— EXERCISE DETAILS —
List every line in the rows below that contains the string "right", and copy each of those lines in full.

#### GIVEN DATA ####

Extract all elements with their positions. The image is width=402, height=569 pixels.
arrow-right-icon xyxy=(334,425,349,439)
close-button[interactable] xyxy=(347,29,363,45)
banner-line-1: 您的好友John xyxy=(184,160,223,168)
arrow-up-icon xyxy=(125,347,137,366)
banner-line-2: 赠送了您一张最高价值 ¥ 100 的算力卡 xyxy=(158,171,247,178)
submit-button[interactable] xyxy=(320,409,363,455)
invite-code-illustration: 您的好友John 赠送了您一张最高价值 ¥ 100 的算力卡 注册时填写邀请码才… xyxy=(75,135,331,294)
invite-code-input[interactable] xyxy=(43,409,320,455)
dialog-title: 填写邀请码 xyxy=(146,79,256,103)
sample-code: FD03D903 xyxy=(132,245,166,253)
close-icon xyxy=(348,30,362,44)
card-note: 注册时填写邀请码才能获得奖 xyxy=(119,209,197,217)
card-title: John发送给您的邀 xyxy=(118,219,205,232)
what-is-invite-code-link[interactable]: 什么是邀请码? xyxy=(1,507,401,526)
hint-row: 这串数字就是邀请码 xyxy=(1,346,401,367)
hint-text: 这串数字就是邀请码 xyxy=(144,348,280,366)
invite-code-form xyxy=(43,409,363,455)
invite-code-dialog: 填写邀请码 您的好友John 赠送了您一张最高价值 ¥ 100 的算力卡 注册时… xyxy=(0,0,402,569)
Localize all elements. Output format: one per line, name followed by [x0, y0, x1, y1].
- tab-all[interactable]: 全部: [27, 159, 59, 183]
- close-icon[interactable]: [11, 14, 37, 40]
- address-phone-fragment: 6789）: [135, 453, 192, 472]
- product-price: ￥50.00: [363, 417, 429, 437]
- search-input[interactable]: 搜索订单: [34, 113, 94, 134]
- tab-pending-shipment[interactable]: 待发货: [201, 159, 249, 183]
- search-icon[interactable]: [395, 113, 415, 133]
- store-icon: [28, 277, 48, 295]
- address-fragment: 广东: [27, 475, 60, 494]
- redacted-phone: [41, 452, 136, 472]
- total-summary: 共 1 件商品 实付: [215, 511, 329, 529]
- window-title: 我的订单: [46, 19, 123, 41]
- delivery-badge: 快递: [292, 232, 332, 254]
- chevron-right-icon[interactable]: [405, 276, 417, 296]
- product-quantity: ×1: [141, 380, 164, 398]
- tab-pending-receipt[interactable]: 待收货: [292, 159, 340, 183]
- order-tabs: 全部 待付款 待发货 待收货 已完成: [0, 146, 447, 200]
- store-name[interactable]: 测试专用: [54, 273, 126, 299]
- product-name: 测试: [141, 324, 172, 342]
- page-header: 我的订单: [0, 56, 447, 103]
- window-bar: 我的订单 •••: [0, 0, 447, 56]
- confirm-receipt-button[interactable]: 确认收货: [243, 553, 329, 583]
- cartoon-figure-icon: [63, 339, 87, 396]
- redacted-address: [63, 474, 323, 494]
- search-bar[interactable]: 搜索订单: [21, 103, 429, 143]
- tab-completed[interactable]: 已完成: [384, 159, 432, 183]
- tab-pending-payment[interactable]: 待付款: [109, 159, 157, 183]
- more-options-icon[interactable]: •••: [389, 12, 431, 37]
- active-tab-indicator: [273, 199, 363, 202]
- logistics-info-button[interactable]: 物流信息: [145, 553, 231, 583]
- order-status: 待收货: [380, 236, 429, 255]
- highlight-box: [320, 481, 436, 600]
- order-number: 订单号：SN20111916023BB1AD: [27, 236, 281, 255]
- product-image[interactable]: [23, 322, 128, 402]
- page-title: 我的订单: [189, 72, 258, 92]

####

— RESPONSE —
arrow-right-icon xyxy=(334,425,349,439)
- chevron-right-icon[interactable]: [405, 276, 417, 296]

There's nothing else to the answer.